* WHAT YOU ARE ASKED TO DO *
Write each line out again exactly as written.

* DATA FOR THIS TASK *
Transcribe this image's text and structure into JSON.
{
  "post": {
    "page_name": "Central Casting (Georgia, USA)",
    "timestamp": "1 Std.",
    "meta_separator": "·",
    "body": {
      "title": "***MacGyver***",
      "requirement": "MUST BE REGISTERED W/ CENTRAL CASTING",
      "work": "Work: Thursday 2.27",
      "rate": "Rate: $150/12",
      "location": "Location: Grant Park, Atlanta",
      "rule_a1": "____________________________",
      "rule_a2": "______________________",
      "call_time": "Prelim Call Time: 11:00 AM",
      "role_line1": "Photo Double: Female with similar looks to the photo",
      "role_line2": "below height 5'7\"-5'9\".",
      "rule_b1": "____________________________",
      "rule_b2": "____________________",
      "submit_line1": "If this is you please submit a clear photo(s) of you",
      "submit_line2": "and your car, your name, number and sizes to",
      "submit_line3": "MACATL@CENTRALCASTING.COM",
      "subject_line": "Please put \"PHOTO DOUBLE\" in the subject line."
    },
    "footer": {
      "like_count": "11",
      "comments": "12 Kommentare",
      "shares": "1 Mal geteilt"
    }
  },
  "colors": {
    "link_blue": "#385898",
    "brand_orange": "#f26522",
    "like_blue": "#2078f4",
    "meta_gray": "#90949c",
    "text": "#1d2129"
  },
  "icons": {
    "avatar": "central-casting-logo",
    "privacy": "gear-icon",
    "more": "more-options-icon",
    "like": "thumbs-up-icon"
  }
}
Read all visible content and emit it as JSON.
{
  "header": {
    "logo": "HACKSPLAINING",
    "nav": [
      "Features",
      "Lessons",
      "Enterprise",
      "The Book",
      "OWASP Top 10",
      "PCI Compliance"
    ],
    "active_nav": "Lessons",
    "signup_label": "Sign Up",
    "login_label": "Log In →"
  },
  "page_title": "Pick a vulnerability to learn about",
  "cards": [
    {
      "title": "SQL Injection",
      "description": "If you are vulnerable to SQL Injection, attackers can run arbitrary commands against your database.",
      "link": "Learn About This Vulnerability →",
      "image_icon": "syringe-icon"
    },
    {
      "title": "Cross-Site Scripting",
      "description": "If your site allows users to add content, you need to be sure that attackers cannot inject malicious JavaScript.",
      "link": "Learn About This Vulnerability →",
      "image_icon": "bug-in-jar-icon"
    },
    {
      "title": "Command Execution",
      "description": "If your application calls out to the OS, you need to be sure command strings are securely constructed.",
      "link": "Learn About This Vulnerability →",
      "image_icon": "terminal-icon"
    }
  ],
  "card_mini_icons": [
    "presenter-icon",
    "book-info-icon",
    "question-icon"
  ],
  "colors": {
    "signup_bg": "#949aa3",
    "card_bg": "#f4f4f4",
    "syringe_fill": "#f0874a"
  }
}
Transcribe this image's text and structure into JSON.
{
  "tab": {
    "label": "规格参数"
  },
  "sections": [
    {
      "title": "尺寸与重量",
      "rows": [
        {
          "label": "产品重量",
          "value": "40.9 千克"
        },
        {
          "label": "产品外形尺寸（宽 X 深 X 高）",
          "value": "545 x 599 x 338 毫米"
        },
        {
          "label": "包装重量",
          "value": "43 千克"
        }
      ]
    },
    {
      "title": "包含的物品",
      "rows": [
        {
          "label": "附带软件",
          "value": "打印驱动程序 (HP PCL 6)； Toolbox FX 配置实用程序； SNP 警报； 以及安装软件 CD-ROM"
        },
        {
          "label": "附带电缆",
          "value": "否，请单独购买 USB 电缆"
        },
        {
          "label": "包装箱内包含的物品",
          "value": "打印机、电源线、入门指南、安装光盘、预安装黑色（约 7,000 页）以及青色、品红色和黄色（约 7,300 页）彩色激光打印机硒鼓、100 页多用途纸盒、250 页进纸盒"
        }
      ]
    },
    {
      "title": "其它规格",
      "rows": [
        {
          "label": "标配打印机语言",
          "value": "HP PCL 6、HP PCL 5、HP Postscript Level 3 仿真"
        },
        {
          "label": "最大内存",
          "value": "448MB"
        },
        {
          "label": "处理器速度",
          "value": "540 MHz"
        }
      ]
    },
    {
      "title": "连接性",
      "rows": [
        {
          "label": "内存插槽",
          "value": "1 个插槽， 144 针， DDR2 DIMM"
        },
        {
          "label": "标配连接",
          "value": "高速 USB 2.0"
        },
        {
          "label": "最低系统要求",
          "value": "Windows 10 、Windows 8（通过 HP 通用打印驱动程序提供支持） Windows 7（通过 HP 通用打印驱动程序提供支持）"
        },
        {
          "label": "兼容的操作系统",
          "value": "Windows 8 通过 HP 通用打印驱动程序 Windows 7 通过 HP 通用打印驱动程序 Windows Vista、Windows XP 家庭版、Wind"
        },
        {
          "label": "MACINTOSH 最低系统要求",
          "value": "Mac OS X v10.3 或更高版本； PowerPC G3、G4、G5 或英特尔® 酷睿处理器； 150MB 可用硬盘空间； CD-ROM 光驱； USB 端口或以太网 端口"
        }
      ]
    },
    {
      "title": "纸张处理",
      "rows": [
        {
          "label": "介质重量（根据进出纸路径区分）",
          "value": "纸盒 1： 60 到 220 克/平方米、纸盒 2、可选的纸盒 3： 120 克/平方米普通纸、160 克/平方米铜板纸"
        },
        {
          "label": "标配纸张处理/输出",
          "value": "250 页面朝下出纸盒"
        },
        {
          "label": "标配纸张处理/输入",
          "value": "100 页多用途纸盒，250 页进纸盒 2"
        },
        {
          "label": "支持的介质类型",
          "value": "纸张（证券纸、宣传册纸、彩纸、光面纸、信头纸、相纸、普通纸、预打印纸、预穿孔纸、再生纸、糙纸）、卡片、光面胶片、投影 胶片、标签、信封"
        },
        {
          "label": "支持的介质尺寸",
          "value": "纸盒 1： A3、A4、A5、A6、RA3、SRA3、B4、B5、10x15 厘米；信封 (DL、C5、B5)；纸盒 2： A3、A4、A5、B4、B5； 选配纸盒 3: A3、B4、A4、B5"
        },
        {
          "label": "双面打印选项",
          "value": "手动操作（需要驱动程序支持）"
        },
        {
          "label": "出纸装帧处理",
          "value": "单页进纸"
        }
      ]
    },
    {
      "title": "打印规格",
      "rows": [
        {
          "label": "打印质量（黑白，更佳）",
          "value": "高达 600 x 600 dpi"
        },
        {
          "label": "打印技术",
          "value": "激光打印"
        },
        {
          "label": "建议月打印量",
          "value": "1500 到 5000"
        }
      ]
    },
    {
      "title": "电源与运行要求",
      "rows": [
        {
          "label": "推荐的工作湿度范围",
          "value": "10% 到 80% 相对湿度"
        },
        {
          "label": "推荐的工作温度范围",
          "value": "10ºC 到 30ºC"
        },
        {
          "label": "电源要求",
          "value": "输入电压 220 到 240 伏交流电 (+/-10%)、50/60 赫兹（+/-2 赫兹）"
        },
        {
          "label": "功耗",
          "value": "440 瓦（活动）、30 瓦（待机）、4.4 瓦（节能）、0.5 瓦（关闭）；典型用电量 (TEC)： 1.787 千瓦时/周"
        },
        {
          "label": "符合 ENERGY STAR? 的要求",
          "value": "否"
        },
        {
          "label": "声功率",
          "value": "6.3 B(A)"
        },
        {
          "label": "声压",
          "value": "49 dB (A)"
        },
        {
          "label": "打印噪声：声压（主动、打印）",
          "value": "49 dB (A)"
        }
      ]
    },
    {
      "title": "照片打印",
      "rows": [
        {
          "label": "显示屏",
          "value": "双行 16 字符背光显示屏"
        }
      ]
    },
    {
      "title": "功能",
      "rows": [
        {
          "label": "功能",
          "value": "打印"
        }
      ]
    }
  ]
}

* ANSWER TO THIS EXERCISE *
Transcribe this image's text and structure into JSON.
{
  "post": {
    "page_name": "Central Casting (Georgia, USA)",
    "timestamp": "1 Std.",
    "meta_separator": "·",
    "body": {
      "title": "***MacGyver***",
      "requirement": "MUST BE REGISTERED W/ CENTRAL CASTING",
      "work": "Work: Thursday 2.27",
      "rate": "Rate: $150/12",
      "location": "Location: Grant Park, Atlanta",
      "rule_a1": "____________________________",
      "rule_a2": "______________________",
      "call_time": "Prelim Call Time: 11:00 AM",
      "role_line1": "Photo Double: Female with similar looks to the photo",
      "role_line2": "below height 5'7\"-5'9\".",
      "rule_b1": "____________________________",
      "rule_b2": "____________________",
      "submit_line1": "If this is you please submit a clear photo(s) of you",
      "submit_line2": "and your car, your name, number and sizes to",
      "submit_line3": "MACATL@CENTRALCASTING.COM",
      "subject_line": "Please put \"PHOTO DOUBLE\" in the subject line."
    },
    "footer": {
      "like_count": "11",
      "comments": "12 Kommentare",
      "shares": "1 Mal geteilt"
    }
  },
  "colors": {
    "link_blue": "#385898",
    "brand_orange": "#f26522",
    "like_blue": "#2078f4",
    "meta_gray": "#90949c",
    "text": "#1d2129"
  },
  "icons": {
    "avatar": "central-casting-logo",
    "privacy": "gear-icon",
    "more": "more-options-icon",
    "like": "thumbs-up-icon"
  }
}
Read all visible content and emit it as JSON.
{
  "header": {
    "logo": "HACKSPLAINING",
    "nav": [
      "Features",
      "Lessons",
      "Enterprise",
      "The Book",
      "OWASP Top 10",
      "PCI Compliance"
    ],
    "active_nav": "Lessons",
    "signup_label": "Sign Up",
    "login_label": "Log In →"
  },
  "page_title": "Pick a vulnerability to learn about",
  "cards": [
    {
      "title": "SQL Injection",
      "description": "If you are vulnerable to SQL Injection, attackers can run arbitrary commands against your database.",
      "link": "Learn About This Vulnerability →",
      "image_icon": "syringe-icon"
    },
    {
      "title": "Cross-Site Scripting",
      "description": "If your site allows users to add content, you need to be sure that attackers cannot inject malicious JavaScript.",
      "link": "Learn About This Vulnerability →",
      "image_icon": "bug-in-jar-icon"
    },
    {
      "title": "Command Execution",
      "description": "If your application calls out to the OS, you need to be sure command strings are securely constructed.",
      "link": "Learn About This Vulnerability →",
      "image_icon": "terminal-icon"
    }
  ],
  "card_mini_icons": [
    "presenter-icon",
    "book-info-icon",
    "question-icon"
  ],
  "colors": {
    "signup_bg": "#949aa3",
    "card_bg": "#f4f4f4",
    "syringe_fill": "#f0874a"
  }
}
Transcribe this image's text and structure into JSON.
{
  "tab": {
    "label": "规格参数"
  },
  "sections": [
    {
      "title": "尺寸与重量",
      "rows": [
        {
          "label": "产品重量",
          "value": "40.9 千克"
        },
        {
          "label": "产品外形尺寸（宽 X 深 X 高）",
          "value": "545 x 599 x 338 毫米"
        },
        {
          "label": "包装重量",
          "value": "43 千克"
        }
      ]
    },
    {
      "title": "包含的物品",
      "rows": [
        {
          "label": "附带软件",
          "value": "打印驱动程序 (HP PCL 6)； Toolbox FX 配置实用程序； SNP 警报； 以及安装软件 CD-ROM"
        },
        {
          "label": "附带电缆",
          "value": "否，请单独购买 USB 电缆"
        },
        {
          "label": "包装箱内包含的物品",
          "value": "打印机、电源线、入门指南、安装光盘、预安装黑色（约 7,000 页）以及青色、品红色和黄色（约 7,300 页）彩色激光打印机硒鼓、100 页多用途纸盒、250 页进纸盒"
        }
      ]
    },
    {
      "title": "其它规格",
      "rows": [
        {
          "label": "标配打印机语言",
          "value": "HP PCL 6、HP PCL 5、HP Postscript Level 3 仿真"
        },
        {
          "label": "最大内存",
          "value": "448MB"
        },
        {
          "label": "处理器速度",
          "value": "540 MHz"
        }
      ]
    },
    {
      "title": "连接性",
      "rows": [
        {
          "label": "内存插槽",
          "value": "1 个插槽， 144 针， DDR2 DIMM"
        },
        {
          "label": "标配连接",
          "value": "高速 USB 2.0"
        },
        {
          "label": "最低系统要求",
          "value": "Windows 10 、Windows 8（通过 HP 通用打印驱动程序提供支持） Windows 7（通过 HP 通用打印驱动程序提供支持）"
        },
        {
          "label": "兼容的操作系统",
          "value": "Windows 8 通过 HP 通用打印驱动程序 Windows 7 通过 HP 通用打印驱动程序 Windows Vista、Windows XP 家庭版、Wind"
        },
        {
          "label": "MACINTOSH 最低系统要求",
          "value": "Mac OS X v10.3 或更高版本； PowerPC G3、G4、G5 或英特尔® 酷睿处理器； 150MB 可用硬盘空间； CD-ROM 光驱； USB 端口或以太网 端口"
        }
      ]
    },
    {
      "title": "纸张处理",
      "rows": [
        {
          "label": "介质重量（根据进出纸路径区分）",
          "value": "纸盒 1： 60 到 220 克/平方米、纸盒 2、可选的纸盒 3： 120 克/平方米普通纸、160 克/平方米铜板纸"
        },
        {
          "label": "标配纸张处理/输出",
          "value": "250 页面朝下出纸盒"
        },
        {
          "label": "标配纸张处理/输入",
          "value": "100 页多用途纸盒，250 页进纸盒 2"
        },
        {
          "label": "支持的介质类型",
          "value": "纸张（证券纸、宣传册纸、彩纸、光面纸、信头纸、相纸、普通纸、预打印纸、预穿孔纸、再生纸、糙纸）、卡片、光面胶片、投影 胶片、标签、信封"
        },
        {
          "label": "支持的介质尺寸",
          "value": "纸盒 1： A3、A4、A5、A6、RA3、SRA3、B4、B5、10x15 厘米；信封 (DL、C5、B5)；纸盒 2： A3、A4、A5、B4、B5； 选配纸盒 3: A3、B4、A4、B5"
        },
        {
          "label": "双面打印选项",
          "value": "手动操作（需要驱动程序支持）"
        },
        {
          "label": "出纸装帧处理",
          "value": "单页进纸"
        }
      ]
    },
    {
      "title": "打印规格",
      "rows": [
        {
          "label": "打印质量（黑白，更佳）",
          "value": "高达 600 x 600 dpi"
        },
        {
          "label": "打印技术",
          "value": "激光打印"
        },
        {
          "label": "建议月打印量",
          "value": "1500 到 5000"
        }
      ]
    },
    {
      "title": "电源与运行要求",
      "rows": [
        {
          "label": "推荐的工作湿度范围",
          "value": "10% 到 80% 相对湿度"
        },
        {
          "label": "推荐的工作温度范围",
          "value": "10ºC 到 30ºC"
        },
        {
          "label": "电源要求",
          "value": "输入电压 220 到 240 伏交流电 (+/-10%)、50/60 赫兹（+/-2 赫兹）"
        },
        {
          "label": "功耗",
          "value": "440 瓦（活动）、30 瓦（待机）、4.4 瓦（节能）、0.5 瓦（关闭）；典型用电量 (TEC)： 1.787 千瓦时/周"
        },
        {
          "label": "符合 ENERGY STAR? 的要求",
          "value": "否"
        },
        {
          "label": "声功率",
          "value": "6.3 B(A)"
        },
        {
          "label": "声压",
          "value": "49 dB (A)"
        },
        {
          "label": "打印噪声：声压（主动、打印）",
          "value": "49 dB (A)"
        }
      ]
    },
    {
      "title": "照片打印",
      "rows": [
        {
          "label": "显示屏",
          "value": "双行 16 字符背光显示屏"
        }
      ]
    },
    {
      "title": "功能",
      "rows": [
        {
          "label": "功能",
          "value": "打印"
        }
      ]
    }
  ]
}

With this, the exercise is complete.